⟨
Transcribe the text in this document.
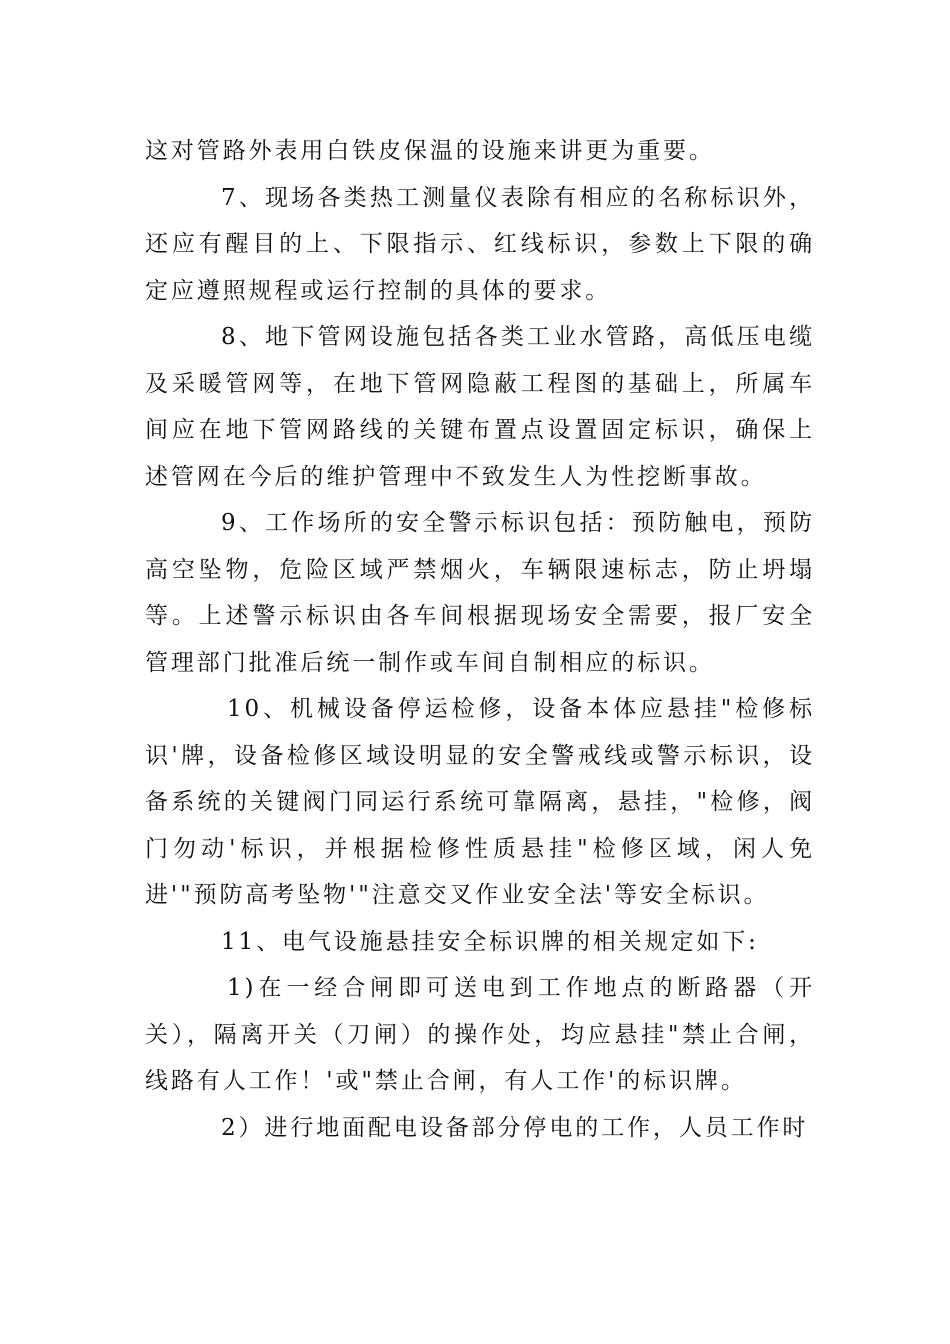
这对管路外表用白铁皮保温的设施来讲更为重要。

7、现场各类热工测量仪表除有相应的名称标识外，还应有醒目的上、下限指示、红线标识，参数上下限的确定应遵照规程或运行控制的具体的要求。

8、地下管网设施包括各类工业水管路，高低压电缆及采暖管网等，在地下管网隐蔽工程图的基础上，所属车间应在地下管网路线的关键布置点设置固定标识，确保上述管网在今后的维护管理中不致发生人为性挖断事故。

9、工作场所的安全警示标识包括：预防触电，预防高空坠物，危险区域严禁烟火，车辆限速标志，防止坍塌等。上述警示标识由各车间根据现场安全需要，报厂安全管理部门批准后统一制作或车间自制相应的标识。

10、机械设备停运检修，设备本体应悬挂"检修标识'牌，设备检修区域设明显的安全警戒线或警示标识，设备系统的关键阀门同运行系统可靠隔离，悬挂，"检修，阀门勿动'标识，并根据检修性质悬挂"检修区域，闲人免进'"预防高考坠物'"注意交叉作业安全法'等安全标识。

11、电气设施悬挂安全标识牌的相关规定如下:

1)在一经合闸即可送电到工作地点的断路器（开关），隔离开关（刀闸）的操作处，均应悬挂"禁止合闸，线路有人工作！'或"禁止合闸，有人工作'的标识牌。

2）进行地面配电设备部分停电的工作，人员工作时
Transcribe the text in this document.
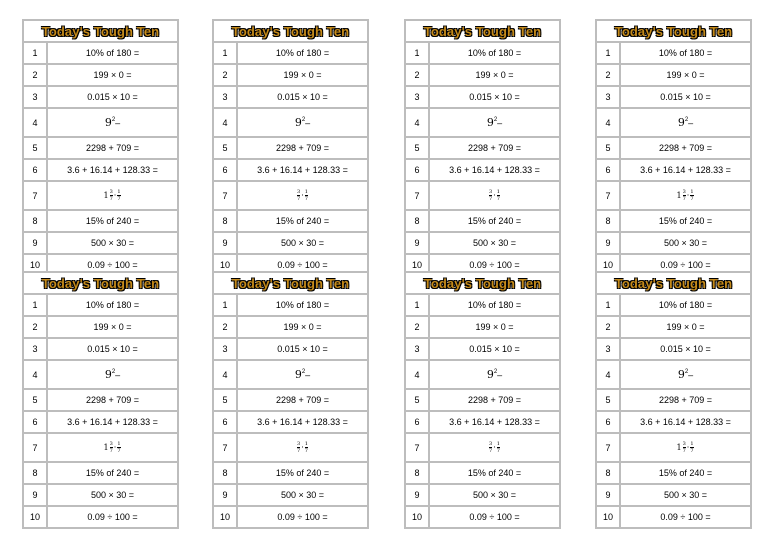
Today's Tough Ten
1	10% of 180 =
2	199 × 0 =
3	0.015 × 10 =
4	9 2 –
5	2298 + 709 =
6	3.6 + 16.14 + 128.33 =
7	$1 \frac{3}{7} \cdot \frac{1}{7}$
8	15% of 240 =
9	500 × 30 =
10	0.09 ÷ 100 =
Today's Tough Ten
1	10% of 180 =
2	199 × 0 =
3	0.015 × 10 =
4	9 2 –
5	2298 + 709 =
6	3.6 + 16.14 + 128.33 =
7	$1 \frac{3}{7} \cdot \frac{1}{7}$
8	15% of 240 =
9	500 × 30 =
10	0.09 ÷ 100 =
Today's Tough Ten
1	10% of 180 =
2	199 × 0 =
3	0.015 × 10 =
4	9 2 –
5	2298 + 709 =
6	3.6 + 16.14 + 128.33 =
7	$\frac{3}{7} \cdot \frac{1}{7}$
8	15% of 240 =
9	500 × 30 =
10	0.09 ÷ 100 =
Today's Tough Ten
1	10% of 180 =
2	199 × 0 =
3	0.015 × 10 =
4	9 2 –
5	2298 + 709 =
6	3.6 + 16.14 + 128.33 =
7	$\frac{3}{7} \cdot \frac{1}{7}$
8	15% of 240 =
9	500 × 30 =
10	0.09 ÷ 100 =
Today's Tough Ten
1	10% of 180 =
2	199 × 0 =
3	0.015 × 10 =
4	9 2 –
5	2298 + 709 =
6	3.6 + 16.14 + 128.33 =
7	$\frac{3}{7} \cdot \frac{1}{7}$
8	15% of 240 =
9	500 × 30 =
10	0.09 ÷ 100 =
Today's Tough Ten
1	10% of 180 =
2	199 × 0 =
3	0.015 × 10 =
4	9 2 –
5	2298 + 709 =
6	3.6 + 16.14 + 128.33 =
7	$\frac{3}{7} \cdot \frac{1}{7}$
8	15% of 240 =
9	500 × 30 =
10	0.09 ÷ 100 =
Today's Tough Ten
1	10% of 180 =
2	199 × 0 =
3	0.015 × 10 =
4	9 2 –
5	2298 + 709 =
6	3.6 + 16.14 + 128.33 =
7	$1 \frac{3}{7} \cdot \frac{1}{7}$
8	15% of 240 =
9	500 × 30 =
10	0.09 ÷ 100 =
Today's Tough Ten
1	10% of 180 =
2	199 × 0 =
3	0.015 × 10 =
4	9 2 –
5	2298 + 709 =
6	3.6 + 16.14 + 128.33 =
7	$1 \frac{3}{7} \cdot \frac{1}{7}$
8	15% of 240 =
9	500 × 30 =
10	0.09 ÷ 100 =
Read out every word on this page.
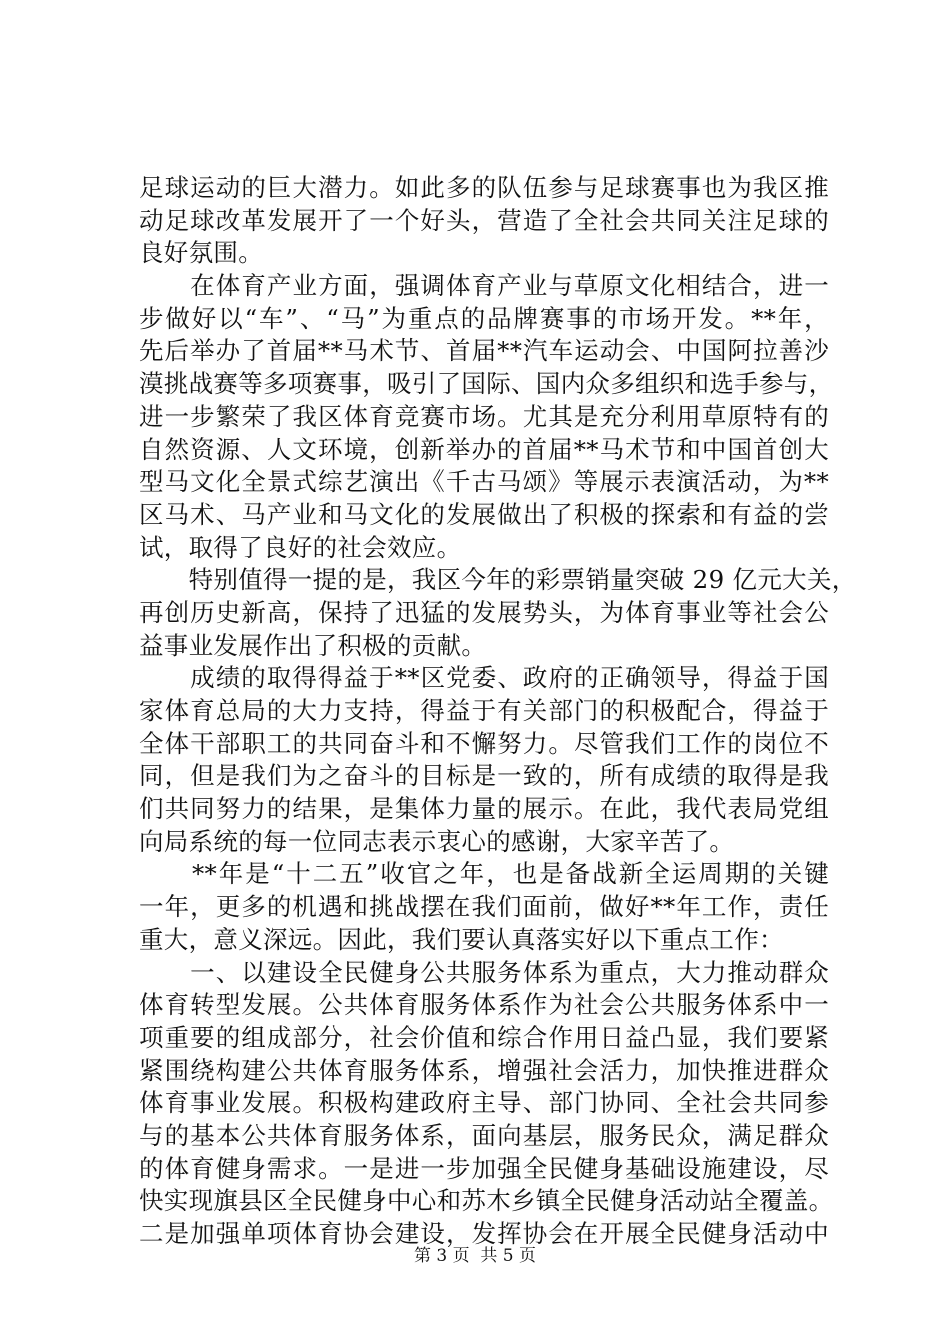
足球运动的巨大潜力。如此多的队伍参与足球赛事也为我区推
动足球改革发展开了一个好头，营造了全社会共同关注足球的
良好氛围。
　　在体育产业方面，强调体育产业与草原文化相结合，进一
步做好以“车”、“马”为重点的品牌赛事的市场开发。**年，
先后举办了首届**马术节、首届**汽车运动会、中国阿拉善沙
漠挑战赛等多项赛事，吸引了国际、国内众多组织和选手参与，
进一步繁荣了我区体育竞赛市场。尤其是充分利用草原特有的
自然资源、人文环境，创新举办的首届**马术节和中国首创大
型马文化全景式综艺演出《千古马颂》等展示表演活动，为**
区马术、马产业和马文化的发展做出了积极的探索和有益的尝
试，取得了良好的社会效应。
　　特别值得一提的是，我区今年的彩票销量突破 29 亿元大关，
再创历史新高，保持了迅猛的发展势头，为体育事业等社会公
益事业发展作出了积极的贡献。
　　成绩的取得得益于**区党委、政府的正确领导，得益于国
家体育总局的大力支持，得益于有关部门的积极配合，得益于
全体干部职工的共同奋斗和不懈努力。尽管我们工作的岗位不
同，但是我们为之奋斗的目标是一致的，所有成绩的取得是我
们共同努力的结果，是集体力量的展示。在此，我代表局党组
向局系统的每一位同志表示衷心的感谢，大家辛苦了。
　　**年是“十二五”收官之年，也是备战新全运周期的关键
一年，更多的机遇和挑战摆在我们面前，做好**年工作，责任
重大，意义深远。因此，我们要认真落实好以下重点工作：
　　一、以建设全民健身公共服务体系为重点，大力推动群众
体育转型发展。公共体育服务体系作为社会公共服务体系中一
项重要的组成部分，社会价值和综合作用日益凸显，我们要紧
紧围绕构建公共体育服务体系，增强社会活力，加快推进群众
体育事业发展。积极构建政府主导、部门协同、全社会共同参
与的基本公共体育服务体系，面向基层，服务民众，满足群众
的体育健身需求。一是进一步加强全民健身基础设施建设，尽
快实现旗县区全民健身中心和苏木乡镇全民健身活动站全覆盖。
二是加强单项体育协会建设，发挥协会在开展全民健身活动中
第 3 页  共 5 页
⟩
WHAT YOU NEED TO DO: Reproduce each line of the records exactly, and omit every picture.

TASK RESPONSE:
Transcribe the text in this document.
这对管路外表用白铁皮保温的设施来讲更为重要。

7、现场各类热工测量仪表除有相应的名称标识外，还应有醒目的上、下限指示、红线标识，参数上下限的确定应遵照规程或运行控制的具体的要求。

8、地下管网设施包括各类工业水管路，高低压电缆及采暖管网等，在地下管网隐蔽工程图的基础上，所属车间应在地下管网路线的关键布置点设置固定标识，确保上述管网在今后的维护管理中不致发生人为性挖断事故。

9、工作场所的安全警示标识包括：预防触电，预防高空坠物，危险区域严禁烟火，车辆限速标志，防止坍塌等。上述警示标识由各车间根据现场安全需要，报厂安全管理部门批准后统一制作或车间自制相应的标识。

10、机械设备停运检修，设备本体应悬挂"检修标识'牌，设备检修区域设明显的安全警戒线或警示标识，设备系统的关键阀门同运行系统可靠隔离，悬挂，"检修，阀门勿动'标识，并根据检修性质悬挂"检修区域，闲人免进'"预防高考坠物'"注意交叉作业安全法'等安全标识。

11、电气设施悬挂安全标识牌的相关规定如下:

1)在一经合闸即可送电到工作地点的断路器（开关），隔离开关（刀闸）的操作处，均应悬挂"禁止合闸，线路有人工作！'或"禁止合闸，有人工作'的标识牌。

2）进行地面配电设备部分停电的工作，人员工作时
Transcribe the text in this document.
Today's Tough Ten
1	10% of 180 =
2	199 × 0 =
3	0.015 × 10 =
4	9 2 –
5	2298 + 709 =
6	3.6 + 16.14 + 128.33 =
7	$1 \frac{3}{7} \cdot \frac{1}{7}$
8	15% of 240 =
9	500 × 30 =
10	0.09 ÷ 100 =
Today's Tough Ten
1	10% of 180 =
2	199 × 0 =
3	0.015 × 10 =
4	9 2 –
5	2298 + 709 =
6	3.6 + 16.14 + 128.33 =
7	$1 \frac{3}{7} \cdot \frac{1}{7}$
8	15% of 240 =
9	500 × 30 =
10	0.09 ÷ 100 =
Today's Tough Ten
1	10% of 180 =
2	199 × 0 =
3	0.015 × 10 =
4	9 2 –
5	2298 + 709 =
6	3.6 + 16.14 + 128.33 =
7	$\frac{3}{7} \cdot \frac{1}{7}$
8	15% of 240 =
9	500 × 30 =
10	0.09 ÷ 100 =
Today's Tough Ten
1	10% of 180 =
2	199 × 0 =
3	0.015 × 10 =
4	9 2 –
5	2298 + 709 =
6	3.6 + 16.14 + 128.33 =
7	$\frac{3}{7} \cdot \frac{1}{7}$
8	15% of 240 =
9	500 × 30 =
10	0.09 ÷ 100 =
Today's Tough Ten
1	10% of 180 =
2	199 × 0 =
3	0.015 × 10 =
4	9 2 –
5	2298 + 709 =
6	3.6 + 16.14 + 128.33 =
7	$\frac{3}{7} \cdot \frac{1}{7}$
8	15% of 240 =
9	500 × 30 =
10	0.09 ÷ 100 =
Today's Tough Ten
1	10% of 180 =
2	199 × 0 =
3	0.015 × 10 =
4	9 2 –
5	2298 + 709 =
6	3.6 + 16.14 + 128.33 =
7	$\frac{3}{7} \cdot \frac{1}{7}$
8	15% of 240 =
9	500 × 30 =
10	0.09 ÷ 100 =
Today's Tough Ten
1	10% of 180 =
2	199 × 0 =
3	0.015 × 10 =
4	9 2 –
5	2298 + 709 =
6	3.6 + 16.14 + 128.33 =
7	$1 \frac{3}{7} \cdot \frac{1}{7}$
8	15% of 240 =
9	500 × 30 =
10	0.09 ÷ 100 =
Today's Tough Ten
1	10% of 180 =
2	199 × 0 =
3	0.015 × 10 =
4	9 2 –
5	2298 + 709 =
6	3.6 + 16.14 + 128.33 =
7	$1 \frac{3}{7} \cdot \frac{1}{7}$
8	15% of 240 =
9	500 × 30 =
10	0.09 ÷ 100 =
Read out every word on this page.
足球运动的巨大潜力。如此多的队伍参与足球赛事也为我区推
动足球改革发展开了一个好头，营造了全社会共同关注足球的
良好氛围。
　　在体育产业方面，强调体育产业与草原文化相结合，进一
步做好以“车”、“马”为重点的品牌赛事的市场开发。**年，
先后举办了首届**马术节、首届**汽车运动会、中国阿拉善沙
漠挑战赛等多项赛事，吸引了国际、国内众多组织和选手参与，
进一步繁荣了我区体育竞赛市场。尤其是充分利用草原特有的
自然资源、人文环境，创新举办的首届**马术节和中国首创大
型马文化全景式综艺演出《千古马颂》等展示表演活动，为**
区马术、马产业和马文化的发展做出了积极的探索和有益的尝
试，取得了良好的社会效应。
　　特别值得一提的是，我区今年的彩票销量突破 29 亿元大关，
再创历史新高，保持了迅猛的发展势头，为体育事业等社会公
益事业发展作出了积极的贡献。
　　成绩的取得得益于**区党委、政府的正确领导，得益于国
家体育总局的大力支持，得益于有关部门的积极配合，得益于
全体干部职工的共同奋斗和不懈努力。尽管我们工作的岗位不
同，但是我们为之奋斗的目标是一致的，所有成绩的取得是我
们共同努力的结果，是集体力量的展示。在此，我代表局党组
向局系统的每一位同志表示衷心的感谢，大家辛苦了。
　　**年是“十二五”收官之年，也是备战新全运周期的关键
一年，更多的机遇和挑战摆在我们面前，做好**年工作，责任
重大，意义深远。因此，我们要认真落实好以下重点工作：
　　一、以建设全民健身公共服务体系为重点，大力推动群众
体育转型发展。公共体育服务体系作为社会公共服务体系中一
项重要的组成部分，社会价值和综合作用日益凸显，我们要紧
紧围绕构建公共体育服务体系，增强社会活力，加快推进群众
体育事业发展。积极构建政府主导、部门协同、全社会共同参
与的基本公共体育服务体系，面向基层，服务民众，满足群众
的体育健身需求。一是进一步加强全民健身基础设施建设，尽
快实现旗县区全民健身中心和苏木乡镇全民健身活动站全覆盖。
二是加强单项体育协会建设，发挥协会在开展全民健身活动中
第 3 页  共 5 页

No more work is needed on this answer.